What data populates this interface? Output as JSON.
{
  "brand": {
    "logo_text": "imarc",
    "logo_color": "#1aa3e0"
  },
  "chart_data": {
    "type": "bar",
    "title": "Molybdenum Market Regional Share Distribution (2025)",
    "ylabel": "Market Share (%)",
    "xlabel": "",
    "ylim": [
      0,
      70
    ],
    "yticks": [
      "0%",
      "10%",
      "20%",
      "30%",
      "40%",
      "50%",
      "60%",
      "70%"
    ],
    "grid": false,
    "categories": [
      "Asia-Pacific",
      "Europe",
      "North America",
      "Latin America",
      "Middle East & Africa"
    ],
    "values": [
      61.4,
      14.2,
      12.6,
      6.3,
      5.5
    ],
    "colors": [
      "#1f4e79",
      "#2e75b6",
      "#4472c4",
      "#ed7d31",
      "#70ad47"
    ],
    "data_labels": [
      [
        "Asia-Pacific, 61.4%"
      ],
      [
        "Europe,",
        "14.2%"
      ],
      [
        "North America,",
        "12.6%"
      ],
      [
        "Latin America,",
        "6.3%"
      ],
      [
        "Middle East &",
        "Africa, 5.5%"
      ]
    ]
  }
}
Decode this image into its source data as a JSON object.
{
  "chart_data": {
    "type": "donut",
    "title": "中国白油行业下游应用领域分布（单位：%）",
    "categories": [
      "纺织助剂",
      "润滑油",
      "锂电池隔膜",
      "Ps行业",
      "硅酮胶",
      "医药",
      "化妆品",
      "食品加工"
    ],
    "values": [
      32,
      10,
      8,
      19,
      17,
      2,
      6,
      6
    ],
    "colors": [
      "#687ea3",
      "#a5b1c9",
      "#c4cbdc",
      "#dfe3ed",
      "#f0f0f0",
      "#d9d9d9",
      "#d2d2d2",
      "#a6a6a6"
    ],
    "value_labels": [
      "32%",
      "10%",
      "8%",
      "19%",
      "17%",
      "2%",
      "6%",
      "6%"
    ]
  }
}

****************

- [WORK TO DO]:
Note how many lines in the material hold the word "America", and give that number with nothing added.

- [REPLY]:
4